Exercise prompt »
Extract all of the data and reproduce it precisely.
□ □ □ □
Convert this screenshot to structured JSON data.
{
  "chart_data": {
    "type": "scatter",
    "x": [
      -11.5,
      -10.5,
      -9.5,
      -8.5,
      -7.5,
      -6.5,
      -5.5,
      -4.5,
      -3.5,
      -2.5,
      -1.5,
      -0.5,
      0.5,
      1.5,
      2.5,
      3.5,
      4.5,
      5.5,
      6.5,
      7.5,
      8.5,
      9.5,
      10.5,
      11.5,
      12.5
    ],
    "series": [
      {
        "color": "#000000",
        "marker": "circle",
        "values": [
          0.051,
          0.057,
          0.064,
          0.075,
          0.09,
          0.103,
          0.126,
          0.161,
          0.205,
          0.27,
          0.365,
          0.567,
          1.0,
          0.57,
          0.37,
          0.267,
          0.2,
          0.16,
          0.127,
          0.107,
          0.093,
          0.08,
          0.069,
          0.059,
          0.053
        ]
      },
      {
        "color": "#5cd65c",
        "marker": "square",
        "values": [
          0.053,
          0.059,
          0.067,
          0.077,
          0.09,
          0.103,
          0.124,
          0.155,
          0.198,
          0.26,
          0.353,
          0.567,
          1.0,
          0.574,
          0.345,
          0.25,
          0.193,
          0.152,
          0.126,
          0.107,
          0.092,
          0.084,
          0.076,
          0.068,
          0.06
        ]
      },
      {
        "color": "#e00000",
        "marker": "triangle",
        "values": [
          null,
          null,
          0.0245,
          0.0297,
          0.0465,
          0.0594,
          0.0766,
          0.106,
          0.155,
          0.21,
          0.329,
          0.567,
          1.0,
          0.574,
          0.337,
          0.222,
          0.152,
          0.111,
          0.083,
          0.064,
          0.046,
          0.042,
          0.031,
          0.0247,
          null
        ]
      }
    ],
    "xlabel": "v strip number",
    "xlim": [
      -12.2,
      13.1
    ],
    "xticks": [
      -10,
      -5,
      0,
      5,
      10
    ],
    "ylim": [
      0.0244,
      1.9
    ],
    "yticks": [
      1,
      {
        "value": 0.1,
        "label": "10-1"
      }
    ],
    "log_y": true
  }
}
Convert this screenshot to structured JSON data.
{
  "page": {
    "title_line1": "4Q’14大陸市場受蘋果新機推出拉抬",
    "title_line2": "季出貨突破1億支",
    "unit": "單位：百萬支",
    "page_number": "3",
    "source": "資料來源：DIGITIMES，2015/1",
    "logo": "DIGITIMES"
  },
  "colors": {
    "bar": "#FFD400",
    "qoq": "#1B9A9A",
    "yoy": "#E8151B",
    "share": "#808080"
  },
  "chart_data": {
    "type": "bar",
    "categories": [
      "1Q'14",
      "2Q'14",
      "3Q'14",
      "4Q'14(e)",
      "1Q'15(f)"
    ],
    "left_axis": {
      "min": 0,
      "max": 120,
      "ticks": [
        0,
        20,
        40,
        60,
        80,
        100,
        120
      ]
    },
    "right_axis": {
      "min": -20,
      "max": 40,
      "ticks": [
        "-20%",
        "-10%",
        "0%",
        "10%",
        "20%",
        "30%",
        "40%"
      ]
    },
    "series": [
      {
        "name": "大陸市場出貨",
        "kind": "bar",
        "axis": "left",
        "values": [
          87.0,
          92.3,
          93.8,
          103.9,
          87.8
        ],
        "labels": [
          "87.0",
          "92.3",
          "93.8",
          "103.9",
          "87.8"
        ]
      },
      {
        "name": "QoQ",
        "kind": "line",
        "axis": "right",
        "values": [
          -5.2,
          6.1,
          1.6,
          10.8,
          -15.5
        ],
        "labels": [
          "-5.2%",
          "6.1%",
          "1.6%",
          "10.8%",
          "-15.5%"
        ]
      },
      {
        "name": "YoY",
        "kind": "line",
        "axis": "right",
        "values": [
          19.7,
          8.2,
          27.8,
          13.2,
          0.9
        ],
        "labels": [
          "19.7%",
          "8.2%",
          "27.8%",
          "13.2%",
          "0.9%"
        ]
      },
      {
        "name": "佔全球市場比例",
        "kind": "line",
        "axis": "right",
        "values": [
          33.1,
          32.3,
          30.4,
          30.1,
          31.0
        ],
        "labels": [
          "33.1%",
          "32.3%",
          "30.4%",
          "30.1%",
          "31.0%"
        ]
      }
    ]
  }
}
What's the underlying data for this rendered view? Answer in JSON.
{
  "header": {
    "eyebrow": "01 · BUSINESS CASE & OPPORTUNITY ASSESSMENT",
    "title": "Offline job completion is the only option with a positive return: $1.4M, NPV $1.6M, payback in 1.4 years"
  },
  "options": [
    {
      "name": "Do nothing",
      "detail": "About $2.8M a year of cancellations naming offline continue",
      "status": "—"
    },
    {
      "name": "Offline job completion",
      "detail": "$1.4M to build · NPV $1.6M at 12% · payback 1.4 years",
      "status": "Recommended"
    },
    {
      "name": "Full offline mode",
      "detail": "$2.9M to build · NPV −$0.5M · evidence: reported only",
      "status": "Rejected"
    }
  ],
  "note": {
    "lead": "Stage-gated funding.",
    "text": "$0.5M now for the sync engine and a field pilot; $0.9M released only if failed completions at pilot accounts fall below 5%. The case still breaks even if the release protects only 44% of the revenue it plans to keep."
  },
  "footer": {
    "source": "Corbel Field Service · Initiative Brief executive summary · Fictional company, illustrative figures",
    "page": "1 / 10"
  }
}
□ □ □ □
Output of the exercise »
Convert this screenshot to structured JSON data.
{
  "chart_data": {
    "type": "scatter",
    "x": [
      -11.5,
      -10.5,
      -9.5,
      -8.5,
      -7.5,
      -6.5,
      -5.5,
      -4.5,
      -3.5,
      -2.5,
      -1.5,
      -0.5,
      0.5,
      1.5,
      2.5,
      3.5,
      4.5,
      5.5,
      6.5,
      7.5,
      8.5,
      9.5,
      10.5,
      11.5,
      12.5
    ],
    "series": [
      {
        "color": "#000000",
        "marker": "circle",
        "values": [
          0.051,
          0.057,
          0.064,
          0.075,
          0.09,
          0.103,
          0.126,
          0.161,
          0.205,
          0.27,
          0.365,
          0.567,
          1.0,
          0.57,
          0.37,
          0.267,
          0.2,
          0.16,
          0.127,
          0.107,
          0.093,
          0.08,
          0.069,
          0.059,
          0.053
        ]
      },
      {
        "color": "#5cd65c",
        "marker": "square",
        "values": [
          0.053,
          0.059,
          0.067,
          0.077,
          0.09,
          0.103,
          0.124,
          0.155,
          0.198,
          0.26,
          0.353,
          0.567,
          1.0,
          0.574,
          0.345,
          0.25,
          0.193,
          0.152,
          0.126,
          0.107,
          0.092,
          0.084,
          0.076,
          0.068,
          0.06
        ]
      },
      {
        "color": "#e00000",
        "marker": "triangle",
        "values": [
          null,
          null,
          0.0245,
          0.0297,
          0.0465,
          0.0594,
          0.0766,
          0.106,
          0.155,
          0.21,
          0.329,
          0.567,
          1.0,
          0.574,
          0.337,
          0.222,
          0.152,
          0.111,
          0.083,
          0.064,
          0.046,
          0.042,
          0.031,
          0.0247,
          null
        ]
      }
    ],
    "xlabel": "v strip number",
    "xlim": [
      -12.2,
      13.1
    ],
    "xticks": [
      -10,
      -5,
      0,
      5,
      10
    ],
    "ylim": [
      0.0244,
      1.9
    ],
    "yticks": [
      1,
      {
        "value": 0.1,
        "label": "10-1"
      }
    ],
    "log_y": true
  }
}
Convert this screenshot to structured JSON data.
{
  "page": {
    "title_line1": "4Q’14大陸市場受蘋果新機推出拉抬",
    "title_line2": "季出貨突破1億支",
    "unit": "單位：百萬支",
    "page_number": "3",
    "source": "資料來源：DIGITIMES，2015/1",
    "logo": "DIGITIMES"
  },
  "colors": {
    "bar": "#FFD400",
    "qoq": "#1B9A9A",
    "yoy": "#E8151B",
    "share": "#808080"
  },
  "chart_data": {
    "type": "bar",
    "categories": [
      "1Q'14",
      "2Q'14",
      "3Q'14",
      "4Q'14(e)",
      "1Q'15(f)"
    ],
    "left_axis": {
      "min": 0,
      "max": 120,
      "ticks": [
        0,
        20,
        40,
        60,
        80,
        100,
        120
      ]
    },
    "right_axis": {
      "min": -20,
      "max": 40,
      "ticks": [
        "-20%",
        "-10%",
        "0%",
        "10%",
        "20%",
        "30%",
        "40%"
      ]
    },
    "series": [
      {
        "name": "大陸市場出貨",
        "kind": "bar",
        "axis": "left",
        "values": [
          87.0,
          92.3,
          93.8,
          103.9,
          87.8
        ],
        "labels": [
          "87.0",
          "92.3",
          "93.8",
          "103.9",
          "87.8"
        ]
      },
      {
        "name": "QoQ",
        "kind": "line",
        "axis": "right",
        "values": [
          -5.2,
          6.1,
          1.6,
          10.8,
          -15.5
        ],
        "labels": [
          "-5.2%",
          "6.1%",
          "1.6%",
          "10.8%",
          "-15.5%"
        ]
      },
      {
        "name": "YoY",
        "kind": "line",
        "axis": "right",
        "values": [
          19.7,
          8.2,
          27.8,
          13.2,
          0.9
        ],
        "labels": [
          "19.7%",
          "8.2%",
          "27.8%",
          "13.2%",
          "0.9%"
        ]
      },
      {
        "name": "佔全球市場比例",
        "kind": "line",
        "axis": "right",
        "values": [
          33.1,
          32.3,
          30.4,
          30.1,
          31.0
        ],
        "labels": [
          "33.1%",
          "32.3%",
          "30.4%",
          "30.1%",
          "31.0%"
        ]
      }
    ]
  }
}
What's the underlying data for this rendered view? Answer in JSON.
{
  "header": {
    "eyebrow": "01 · BUSINESS CASE & OPPORTUNITY ASSESSMENT",
    "title": "Offline job completion is the only option with a positive return: $1.4M, NPV $1.6M, payback in 1.4 years"
  },
  "options": [
    {
      "name": "Do nothing",
      "detail": "About $2.8M a year of cancellations naming offline continue",
      "status": "—"
    },
    {
      "name": "Offline job completion",
      "detail": "$1.4M to build · NPV $1.6M at 12% · payback 1.4 years",
      "status": "Recommended"
    },
    {
      "name": "Full offline mode",
      "detail": "$2.9M to build · NPV −$0.5M · evidence: reported only",
      "status": "Rejected"
    }
  ],
  "note": {
    "lead": "Stage-gated funding.",
    "text": "$0.5M now for the sync engine and a field pilot; $0.9M released only if failed completions at pilot accounts fall below 5%. The case still breaks even if the release protects only 44% of the revenue it plans to keep."
  },
  "footer": {
    "source": "Corbel Field Service · Initiative Brief executive summary · Fictional company, illustrative figures",
    "page": "1 / 10"
  }
}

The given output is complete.